TASKS TO PERFORM —
(1) In the passage on Java character encoding, which encoding are Java strings described as effectively always using?
(2) Please carry the passage on Java character encoding forward from its final sentence, writing the next part.

DOCUMENT SEGMENT —
Thus, either the HTML response is syntactically invalid, or the response content type wasn't set correctly. Assuming that your website validates and that you're using JSP/Servlet (after judging your post history here), you basically need to add the following line to the top of your JSP:

<%@ page pageEncoding="UTF-8" %>

That's all. It will automatically set both the response encoding (so that the server knows which encoding to use to write the characters to the byte stream of the response) and the encoding in the Content-Type response header (so that the client knows which encoding to use to read/display those characters from the byte stream of the response). For more background information you may find this article useful.

BalusC
+7  A: 

There's no such thing as a "UTF-8 string" in Java... there are just strings, which are always in Unicode. (They're effectively always UTF-16.)

You can have a byte array which is an ISO-8859-1 encoded form of a string (or UTF-8 or whatever) but it doesn't make sense to have a string with an encoding.

If you've read a string with the incorrect encoding somewhere, the correct thing to do is fix the code which reads the string, rather than trying to decode/encode the data from the string form later.

If you could give more information about the problem, we can probably give some more useful advice.

DATASET EXTRACT —

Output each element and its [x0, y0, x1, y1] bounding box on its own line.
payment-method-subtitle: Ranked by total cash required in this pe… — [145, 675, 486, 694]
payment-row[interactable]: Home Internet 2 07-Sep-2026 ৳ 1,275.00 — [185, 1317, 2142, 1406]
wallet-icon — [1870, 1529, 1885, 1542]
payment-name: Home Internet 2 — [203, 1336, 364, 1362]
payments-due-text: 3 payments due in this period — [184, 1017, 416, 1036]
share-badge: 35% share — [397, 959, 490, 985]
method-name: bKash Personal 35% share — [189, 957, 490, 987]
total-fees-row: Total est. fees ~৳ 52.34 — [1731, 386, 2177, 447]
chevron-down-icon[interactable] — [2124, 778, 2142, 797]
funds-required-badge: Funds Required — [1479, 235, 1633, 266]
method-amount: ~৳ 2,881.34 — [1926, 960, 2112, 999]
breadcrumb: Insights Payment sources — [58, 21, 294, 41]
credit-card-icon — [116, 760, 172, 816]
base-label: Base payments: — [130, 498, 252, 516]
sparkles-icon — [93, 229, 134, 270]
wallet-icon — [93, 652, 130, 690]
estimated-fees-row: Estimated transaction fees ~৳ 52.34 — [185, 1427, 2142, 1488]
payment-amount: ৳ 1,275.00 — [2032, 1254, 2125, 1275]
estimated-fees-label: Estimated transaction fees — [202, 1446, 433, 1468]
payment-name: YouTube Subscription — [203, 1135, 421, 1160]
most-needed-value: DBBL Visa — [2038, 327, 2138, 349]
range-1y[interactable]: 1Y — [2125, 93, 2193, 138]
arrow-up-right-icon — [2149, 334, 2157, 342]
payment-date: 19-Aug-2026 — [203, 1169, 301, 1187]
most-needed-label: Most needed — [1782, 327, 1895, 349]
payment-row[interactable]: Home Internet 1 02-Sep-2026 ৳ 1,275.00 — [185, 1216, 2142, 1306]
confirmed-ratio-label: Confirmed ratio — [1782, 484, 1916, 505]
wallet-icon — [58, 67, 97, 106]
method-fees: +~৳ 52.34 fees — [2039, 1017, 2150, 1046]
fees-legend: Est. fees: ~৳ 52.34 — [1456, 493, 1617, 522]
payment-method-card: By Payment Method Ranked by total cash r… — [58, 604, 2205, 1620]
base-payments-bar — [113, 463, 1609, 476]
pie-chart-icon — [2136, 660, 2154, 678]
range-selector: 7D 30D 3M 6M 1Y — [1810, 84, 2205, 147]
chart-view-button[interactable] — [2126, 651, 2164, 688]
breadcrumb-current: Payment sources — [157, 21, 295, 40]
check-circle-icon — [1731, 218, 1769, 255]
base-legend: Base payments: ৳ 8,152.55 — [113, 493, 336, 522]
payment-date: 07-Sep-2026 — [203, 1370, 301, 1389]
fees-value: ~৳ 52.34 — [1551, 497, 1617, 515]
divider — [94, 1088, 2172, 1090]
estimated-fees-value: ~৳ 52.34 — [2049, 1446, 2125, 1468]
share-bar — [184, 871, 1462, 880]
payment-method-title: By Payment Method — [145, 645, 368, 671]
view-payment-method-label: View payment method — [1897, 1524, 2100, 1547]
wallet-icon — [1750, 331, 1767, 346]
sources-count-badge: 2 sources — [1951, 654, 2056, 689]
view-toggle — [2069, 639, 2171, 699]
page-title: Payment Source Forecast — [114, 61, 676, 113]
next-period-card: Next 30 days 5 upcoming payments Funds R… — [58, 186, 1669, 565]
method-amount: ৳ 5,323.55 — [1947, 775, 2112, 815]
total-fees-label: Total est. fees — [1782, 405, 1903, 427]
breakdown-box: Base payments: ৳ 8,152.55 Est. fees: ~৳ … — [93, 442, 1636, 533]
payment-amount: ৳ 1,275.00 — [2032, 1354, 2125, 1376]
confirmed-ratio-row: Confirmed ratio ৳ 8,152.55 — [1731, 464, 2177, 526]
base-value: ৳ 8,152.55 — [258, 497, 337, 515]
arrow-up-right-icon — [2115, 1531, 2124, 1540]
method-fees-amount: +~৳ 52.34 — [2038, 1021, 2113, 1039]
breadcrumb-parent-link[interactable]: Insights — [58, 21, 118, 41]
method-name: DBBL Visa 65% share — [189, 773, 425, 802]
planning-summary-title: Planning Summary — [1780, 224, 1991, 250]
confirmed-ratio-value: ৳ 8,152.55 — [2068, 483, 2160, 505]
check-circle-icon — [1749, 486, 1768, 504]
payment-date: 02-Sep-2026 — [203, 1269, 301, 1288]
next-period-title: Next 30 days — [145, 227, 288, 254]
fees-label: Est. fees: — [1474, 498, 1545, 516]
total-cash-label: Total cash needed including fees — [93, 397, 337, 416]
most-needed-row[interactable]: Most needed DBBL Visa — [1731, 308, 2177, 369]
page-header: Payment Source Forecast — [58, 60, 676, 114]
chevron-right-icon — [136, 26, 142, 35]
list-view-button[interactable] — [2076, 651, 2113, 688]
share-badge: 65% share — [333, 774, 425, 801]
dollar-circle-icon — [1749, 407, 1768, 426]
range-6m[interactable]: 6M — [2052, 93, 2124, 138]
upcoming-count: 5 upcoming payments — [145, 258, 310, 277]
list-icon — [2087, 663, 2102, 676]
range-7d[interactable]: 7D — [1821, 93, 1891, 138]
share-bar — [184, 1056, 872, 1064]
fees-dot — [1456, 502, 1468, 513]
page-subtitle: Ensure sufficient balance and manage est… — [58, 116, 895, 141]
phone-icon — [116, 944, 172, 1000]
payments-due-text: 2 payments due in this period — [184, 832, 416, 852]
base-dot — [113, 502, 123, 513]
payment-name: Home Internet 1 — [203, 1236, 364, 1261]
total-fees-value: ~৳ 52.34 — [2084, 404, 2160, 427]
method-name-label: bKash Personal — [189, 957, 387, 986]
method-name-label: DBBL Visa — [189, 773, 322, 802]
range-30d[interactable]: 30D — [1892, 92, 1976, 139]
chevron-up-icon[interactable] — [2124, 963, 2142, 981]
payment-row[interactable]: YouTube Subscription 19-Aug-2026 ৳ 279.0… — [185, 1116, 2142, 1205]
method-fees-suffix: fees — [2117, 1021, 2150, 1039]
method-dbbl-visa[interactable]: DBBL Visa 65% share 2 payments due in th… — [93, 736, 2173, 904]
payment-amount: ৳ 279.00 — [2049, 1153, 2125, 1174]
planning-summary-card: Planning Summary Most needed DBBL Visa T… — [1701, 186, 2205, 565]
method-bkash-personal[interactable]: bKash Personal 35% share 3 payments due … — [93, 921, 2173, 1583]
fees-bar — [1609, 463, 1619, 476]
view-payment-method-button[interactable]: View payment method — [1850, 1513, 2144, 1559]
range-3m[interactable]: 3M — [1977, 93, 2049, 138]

RESPONSES PER TASK —
(1) UTF-16.

(2)
Jon Skeet
The string is from a RSS feed that is in UTF-8, and I want to show in in a HTML page that uses ISO 8859 encoding
Derk
@Derk: Then all you need to do is make sure that you *read* the RSS feed as UTF-8. That will get the correct data into the string. Assuming you're using a framework which knows about encodings for the HTML, you should just be able to write out the data... although obviously there are lots of characters which simply aren't covered in ISO-8859-1. (Do you have any particular reason not to write out the HTML in UTF-8 as well? That would be a better plan in general, as then you can cover all Unicode characters.)
Jon Skeet
I'm using the rssutils.jar library, but I can't find a way to set the source encoding.
Derk
@Derk: I'd expect it to automatically detect it, to be honest. How are you giving it the RSS?
Jon Skeet
The problem could be the RSS feed. The data is in UTF-8, but this: <?xml version="1.0" encoding="ISO-8859-1" ?> is in the feed. Firefox shows the it in the right encoding by default (utf-8) but Internet Explorer for example doesn't
Derk
@Derk: given that specification, it's actually an **error** interpret the content as UTF-8. In that case two wrongs might make a right, but those producing the broken XML should still be punished.
Joachim Sauer
@Derk: Joachim is absolutely right. The file is basically lying to you. Contact the provider and see if you can get it fixed.